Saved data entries
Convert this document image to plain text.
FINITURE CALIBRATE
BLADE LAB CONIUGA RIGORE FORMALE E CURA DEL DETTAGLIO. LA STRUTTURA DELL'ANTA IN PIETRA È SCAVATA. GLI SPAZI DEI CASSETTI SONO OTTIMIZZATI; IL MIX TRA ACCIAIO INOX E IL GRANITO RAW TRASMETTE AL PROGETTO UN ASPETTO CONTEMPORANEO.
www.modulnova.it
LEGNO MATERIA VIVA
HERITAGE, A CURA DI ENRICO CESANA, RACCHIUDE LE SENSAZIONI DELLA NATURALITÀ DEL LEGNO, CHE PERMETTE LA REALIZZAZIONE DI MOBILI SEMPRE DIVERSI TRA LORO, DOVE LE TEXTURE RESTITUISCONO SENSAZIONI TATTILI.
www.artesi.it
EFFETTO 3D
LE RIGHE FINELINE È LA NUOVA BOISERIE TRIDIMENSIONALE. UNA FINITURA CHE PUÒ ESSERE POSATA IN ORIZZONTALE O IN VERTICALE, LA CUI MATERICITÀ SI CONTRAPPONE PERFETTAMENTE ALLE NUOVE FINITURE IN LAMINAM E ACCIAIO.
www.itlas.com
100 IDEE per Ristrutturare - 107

# Written request:
Retype the whole listing above exactly.

# Solution for this exercise:
Convert this document image to plain text.
FINITURE CALIBRATE
BLADE LAB CONIUGA RIGORE FORMALE E CURA DEL DETTAGLIO. LA STRUTTURA DELL'ANTA IN PIETRA È SCAVATA. GLI SPAZI DEI CASSETTI SONO OTTIMIZZATI; IL MIX TRA ACCIAIO INOX E IL GRANITO RAW TRASMETTE AL PROGETTO UN ASPETTO CONTEMPORANEO.
www.modulnova.it
LEGNO MATERIA VIVA
HERITAGE, A CURA DI ENRICO CESANA, RACCHIUDE LE SENSAZIONI DELLA NATURALITÀ DEL LEGNO, CHE PERMETTE LA REALIZZAZIONE DI MOBILI SEMPRE DIVERSI TRA LORO, DOVE LE TEXTURE RESTITUISCONO SENSAZIONI TATTILI.
www.artesi.it
EFFETTO 3D
LE RIGHE FINELINE È LA NUOVA BOISERIE TRIDIMENSIONALE. UNA FINITURA CHE PUÒ ESSERE POSATA IN ORIZZONTALE O IN VERTICALE, LA CUI MATERICITÀ SI CONTRAPPONE PERFETTAMENTE ALLE NUOVE FINITURE IN LAMINAM E ACCIAIO.
www.itlas.com
100 IDEE per Ristrutturare - 107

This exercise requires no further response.